--- begin ---

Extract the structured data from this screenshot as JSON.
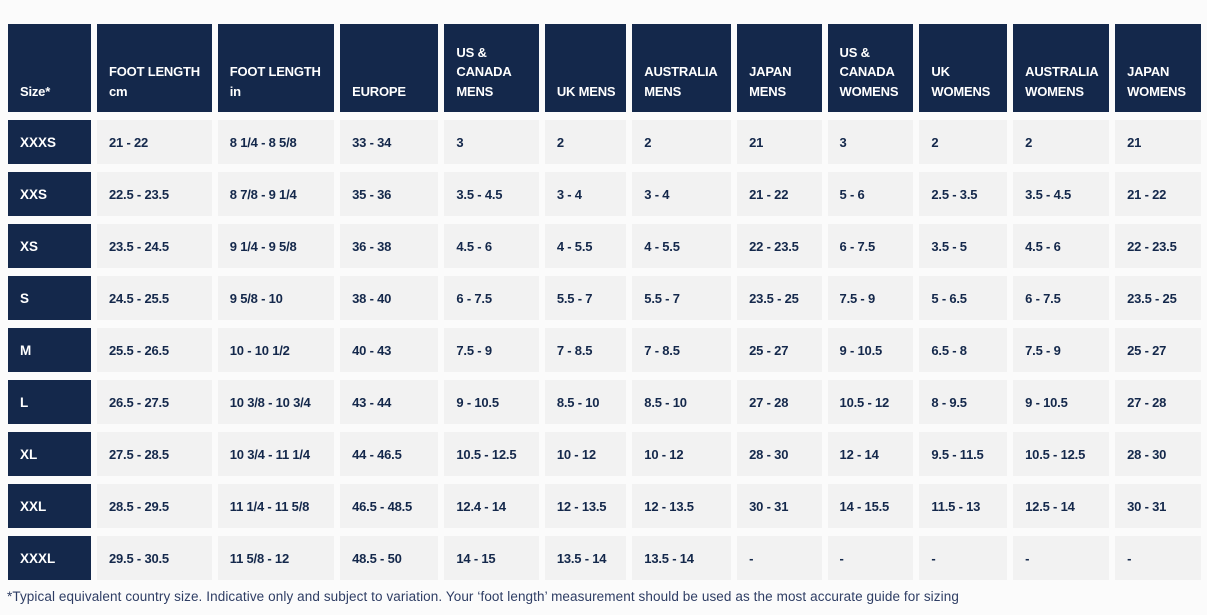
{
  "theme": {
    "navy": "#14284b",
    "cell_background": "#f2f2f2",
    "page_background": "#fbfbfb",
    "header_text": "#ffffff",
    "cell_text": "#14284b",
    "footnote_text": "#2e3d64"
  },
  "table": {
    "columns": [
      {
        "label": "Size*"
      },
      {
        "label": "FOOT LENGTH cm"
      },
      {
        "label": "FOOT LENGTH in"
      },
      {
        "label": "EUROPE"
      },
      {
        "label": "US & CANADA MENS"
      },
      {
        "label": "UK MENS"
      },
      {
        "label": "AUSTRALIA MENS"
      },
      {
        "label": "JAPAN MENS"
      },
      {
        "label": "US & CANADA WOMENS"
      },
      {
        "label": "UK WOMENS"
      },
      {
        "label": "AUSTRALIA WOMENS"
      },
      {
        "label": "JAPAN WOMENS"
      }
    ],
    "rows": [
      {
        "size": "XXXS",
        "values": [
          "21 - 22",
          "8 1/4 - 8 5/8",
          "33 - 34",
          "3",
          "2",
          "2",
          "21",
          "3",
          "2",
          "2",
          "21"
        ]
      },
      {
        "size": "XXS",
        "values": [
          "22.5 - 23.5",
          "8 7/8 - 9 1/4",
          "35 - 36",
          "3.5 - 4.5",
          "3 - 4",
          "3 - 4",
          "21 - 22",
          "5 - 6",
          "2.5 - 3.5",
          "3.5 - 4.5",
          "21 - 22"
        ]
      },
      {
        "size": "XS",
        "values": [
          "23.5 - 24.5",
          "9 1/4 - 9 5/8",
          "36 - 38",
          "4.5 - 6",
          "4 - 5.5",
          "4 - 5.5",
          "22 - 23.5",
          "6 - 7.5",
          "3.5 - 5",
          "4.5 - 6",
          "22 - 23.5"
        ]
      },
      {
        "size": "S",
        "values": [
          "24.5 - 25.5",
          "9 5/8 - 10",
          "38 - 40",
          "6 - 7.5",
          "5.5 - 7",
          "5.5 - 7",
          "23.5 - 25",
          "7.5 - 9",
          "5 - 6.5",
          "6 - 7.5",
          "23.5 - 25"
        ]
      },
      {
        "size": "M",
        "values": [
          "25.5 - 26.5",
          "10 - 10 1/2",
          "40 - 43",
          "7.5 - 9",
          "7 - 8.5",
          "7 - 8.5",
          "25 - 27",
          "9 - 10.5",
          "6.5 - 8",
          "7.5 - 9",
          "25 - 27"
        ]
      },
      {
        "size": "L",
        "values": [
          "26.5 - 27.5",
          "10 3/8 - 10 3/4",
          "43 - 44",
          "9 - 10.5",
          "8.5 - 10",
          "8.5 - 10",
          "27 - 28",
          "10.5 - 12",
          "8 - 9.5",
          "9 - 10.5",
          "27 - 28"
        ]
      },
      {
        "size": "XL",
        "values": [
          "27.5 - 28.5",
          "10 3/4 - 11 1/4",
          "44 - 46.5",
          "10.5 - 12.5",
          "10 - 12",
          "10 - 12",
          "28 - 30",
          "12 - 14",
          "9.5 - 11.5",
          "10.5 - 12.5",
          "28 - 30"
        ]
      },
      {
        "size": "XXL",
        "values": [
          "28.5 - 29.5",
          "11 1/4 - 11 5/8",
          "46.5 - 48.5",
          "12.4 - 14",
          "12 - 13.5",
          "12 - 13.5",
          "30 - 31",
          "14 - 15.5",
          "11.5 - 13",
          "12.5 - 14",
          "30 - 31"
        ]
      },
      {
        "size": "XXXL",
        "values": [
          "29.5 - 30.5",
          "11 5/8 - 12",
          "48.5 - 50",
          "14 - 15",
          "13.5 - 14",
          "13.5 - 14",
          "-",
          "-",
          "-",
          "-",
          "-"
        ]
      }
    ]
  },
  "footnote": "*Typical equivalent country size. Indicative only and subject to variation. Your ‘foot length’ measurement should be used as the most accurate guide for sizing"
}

--- end ---
--- begin ---

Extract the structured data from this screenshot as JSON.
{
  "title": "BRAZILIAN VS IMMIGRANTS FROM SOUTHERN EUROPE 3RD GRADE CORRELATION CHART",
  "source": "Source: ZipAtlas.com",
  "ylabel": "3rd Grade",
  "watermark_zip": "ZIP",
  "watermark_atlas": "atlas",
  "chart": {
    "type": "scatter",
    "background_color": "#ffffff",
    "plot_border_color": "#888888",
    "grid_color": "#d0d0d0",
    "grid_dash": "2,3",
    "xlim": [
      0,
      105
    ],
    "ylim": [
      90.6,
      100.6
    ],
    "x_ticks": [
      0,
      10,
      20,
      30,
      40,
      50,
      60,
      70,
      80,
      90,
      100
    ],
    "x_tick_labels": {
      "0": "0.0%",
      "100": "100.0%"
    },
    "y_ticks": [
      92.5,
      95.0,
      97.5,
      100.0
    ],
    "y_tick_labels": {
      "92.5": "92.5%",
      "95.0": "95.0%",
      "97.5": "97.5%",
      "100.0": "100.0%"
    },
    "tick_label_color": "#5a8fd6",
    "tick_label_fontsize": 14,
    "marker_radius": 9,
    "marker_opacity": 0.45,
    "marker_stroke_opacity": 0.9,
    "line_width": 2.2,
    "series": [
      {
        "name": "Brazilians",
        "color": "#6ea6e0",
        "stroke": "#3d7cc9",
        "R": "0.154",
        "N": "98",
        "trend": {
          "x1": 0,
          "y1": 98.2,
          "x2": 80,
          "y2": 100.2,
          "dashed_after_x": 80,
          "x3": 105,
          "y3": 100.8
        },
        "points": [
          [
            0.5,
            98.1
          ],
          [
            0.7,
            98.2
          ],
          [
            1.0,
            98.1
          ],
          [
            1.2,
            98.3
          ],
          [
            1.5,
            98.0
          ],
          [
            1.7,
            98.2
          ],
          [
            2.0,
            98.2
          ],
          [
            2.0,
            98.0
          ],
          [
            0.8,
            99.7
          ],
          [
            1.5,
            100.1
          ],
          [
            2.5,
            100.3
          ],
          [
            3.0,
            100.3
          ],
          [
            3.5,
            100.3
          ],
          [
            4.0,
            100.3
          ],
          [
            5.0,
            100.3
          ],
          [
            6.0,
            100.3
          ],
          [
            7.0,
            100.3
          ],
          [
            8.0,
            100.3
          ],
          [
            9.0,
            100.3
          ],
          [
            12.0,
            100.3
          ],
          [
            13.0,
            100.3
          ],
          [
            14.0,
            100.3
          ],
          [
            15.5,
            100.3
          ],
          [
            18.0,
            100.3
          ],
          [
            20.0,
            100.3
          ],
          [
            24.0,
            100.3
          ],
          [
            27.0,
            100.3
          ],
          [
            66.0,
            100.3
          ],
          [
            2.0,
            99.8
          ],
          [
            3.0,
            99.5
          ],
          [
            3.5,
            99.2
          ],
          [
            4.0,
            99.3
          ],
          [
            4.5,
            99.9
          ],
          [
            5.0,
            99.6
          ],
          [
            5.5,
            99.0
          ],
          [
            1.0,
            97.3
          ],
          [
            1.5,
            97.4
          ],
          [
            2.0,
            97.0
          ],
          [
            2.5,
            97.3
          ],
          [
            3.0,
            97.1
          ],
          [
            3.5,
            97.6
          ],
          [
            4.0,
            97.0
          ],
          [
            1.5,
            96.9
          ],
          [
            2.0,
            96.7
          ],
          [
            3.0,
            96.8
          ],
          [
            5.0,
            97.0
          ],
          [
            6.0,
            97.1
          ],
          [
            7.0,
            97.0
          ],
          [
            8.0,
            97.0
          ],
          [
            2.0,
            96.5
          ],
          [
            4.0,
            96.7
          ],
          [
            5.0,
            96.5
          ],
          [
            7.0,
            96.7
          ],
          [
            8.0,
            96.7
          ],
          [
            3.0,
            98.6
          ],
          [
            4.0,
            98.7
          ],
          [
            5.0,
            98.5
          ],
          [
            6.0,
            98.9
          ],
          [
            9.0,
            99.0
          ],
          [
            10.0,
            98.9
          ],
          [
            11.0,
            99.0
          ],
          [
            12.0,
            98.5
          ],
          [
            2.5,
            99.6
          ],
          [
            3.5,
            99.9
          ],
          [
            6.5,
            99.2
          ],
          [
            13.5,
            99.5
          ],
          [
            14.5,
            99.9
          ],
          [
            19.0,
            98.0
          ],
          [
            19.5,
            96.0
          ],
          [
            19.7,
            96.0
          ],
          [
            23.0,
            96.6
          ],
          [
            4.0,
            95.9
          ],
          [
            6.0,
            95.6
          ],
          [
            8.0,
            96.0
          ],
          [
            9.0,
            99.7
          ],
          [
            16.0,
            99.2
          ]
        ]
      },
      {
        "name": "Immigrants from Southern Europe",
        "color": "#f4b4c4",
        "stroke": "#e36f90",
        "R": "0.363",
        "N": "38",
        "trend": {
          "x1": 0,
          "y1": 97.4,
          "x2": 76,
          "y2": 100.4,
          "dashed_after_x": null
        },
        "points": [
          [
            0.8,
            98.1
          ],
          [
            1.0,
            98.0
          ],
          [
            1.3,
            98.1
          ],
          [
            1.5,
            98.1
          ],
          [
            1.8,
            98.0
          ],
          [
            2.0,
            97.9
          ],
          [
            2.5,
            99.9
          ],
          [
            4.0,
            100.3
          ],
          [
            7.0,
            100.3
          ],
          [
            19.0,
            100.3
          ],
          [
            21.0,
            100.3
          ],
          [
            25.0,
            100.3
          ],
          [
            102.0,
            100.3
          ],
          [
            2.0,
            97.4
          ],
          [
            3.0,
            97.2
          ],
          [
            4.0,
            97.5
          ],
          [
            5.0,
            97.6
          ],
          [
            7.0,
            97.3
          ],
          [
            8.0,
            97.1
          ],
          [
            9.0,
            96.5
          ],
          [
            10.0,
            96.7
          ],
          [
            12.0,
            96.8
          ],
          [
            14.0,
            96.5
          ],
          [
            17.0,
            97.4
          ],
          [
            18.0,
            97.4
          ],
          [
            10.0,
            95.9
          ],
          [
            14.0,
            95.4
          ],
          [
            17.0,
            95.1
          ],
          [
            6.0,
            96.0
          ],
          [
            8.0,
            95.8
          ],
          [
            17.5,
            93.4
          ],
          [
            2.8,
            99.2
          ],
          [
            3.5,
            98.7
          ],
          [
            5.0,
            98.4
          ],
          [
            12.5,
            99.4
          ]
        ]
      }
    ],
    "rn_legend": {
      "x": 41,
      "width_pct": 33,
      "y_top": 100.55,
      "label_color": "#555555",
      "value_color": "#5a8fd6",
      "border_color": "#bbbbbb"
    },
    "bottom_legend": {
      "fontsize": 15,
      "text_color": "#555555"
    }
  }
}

--- end ---

— Description of the task —
Among the records above, find each line holding the string "JAPAN" and pull it out.

— Exercise response —
        "label": "JAPAN MENS"
        "label": "JAPAN WOMENS"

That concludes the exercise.